■ To do
Check every line of the entries for "name", and copy the lines that hold it.

****************

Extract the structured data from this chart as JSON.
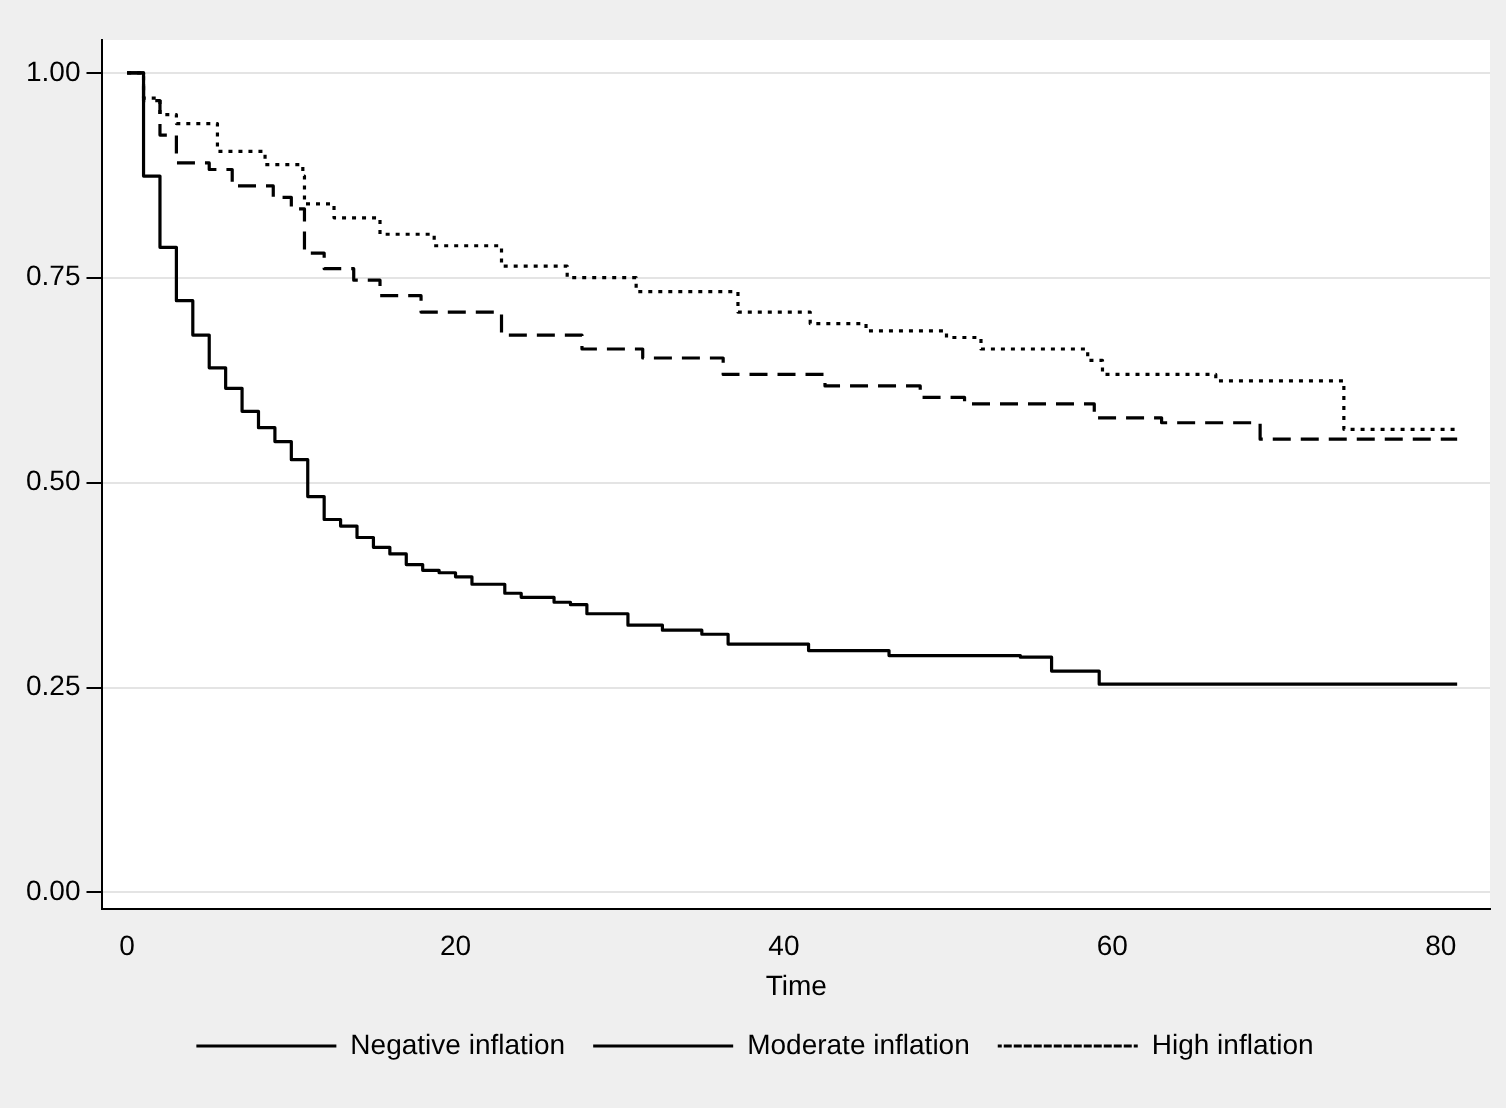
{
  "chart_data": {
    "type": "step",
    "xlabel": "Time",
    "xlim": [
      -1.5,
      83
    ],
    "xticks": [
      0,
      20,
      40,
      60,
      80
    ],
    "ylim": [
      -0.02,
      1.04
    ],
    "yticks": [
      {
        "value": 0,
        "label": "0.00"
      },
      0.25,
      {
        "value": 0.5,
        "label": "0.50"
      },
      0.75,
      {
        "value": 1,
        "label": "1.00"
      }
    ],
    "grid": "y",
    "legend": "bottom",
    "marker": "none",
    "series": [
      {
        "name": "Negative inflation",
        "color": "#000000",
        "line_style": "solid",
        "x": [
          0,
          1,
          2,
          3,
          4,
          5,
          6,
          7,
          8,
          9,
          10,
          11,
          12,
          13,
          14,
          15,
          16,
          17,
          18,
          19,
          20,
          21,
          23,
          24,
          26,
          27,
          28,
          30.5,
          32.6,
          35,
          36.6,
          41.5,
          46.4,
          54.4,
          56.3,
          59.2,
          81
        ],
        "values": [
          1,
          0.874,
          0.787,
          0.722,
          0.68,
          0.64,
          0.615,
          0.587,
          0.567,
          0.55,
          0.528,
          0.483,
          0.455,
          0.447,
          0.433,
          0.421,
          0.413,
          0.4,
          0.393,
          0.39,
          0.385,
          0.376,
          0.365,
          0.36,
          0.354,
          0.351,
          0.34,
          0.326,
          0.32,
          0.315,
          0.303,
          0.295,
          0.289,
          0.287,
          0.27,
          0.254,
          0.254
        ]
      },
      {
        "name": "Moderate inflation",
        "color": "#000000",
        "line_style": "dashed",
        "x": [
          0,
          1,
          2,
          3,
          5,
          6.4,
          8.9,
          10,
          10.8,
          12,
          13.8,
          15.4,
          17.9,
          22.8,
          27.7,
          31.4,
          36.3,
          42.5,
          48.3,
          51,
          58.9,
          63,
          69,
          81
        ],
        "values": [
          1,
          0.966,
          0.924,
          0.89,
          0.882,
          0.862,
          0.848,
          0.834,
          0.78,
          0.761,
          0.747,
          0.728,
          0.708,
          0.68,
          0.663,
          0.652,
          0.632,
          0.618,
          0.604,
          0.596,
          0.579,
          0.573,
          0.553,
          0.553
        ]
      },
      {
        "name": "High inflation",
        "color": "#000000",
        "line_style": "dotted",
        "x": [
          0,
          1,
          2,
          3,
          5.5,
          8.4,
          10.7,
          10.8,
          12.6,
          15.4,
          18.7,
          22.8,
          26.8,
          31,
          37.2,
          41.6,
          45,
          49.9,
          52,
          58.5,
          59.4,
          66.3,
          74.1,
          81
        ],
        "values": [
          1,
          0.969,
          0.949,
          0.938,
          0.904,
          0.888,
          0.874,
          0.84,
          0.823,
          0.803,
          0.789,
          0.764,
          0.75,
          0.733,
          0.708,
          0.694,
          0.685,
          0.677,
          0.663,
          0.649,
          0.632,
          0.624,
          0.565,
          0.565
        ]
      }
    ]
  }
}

****************

■ Solution to this exercise
        "name": "Negative inflation",
        "name": "Moderate inflation",
        "name": "High inflation",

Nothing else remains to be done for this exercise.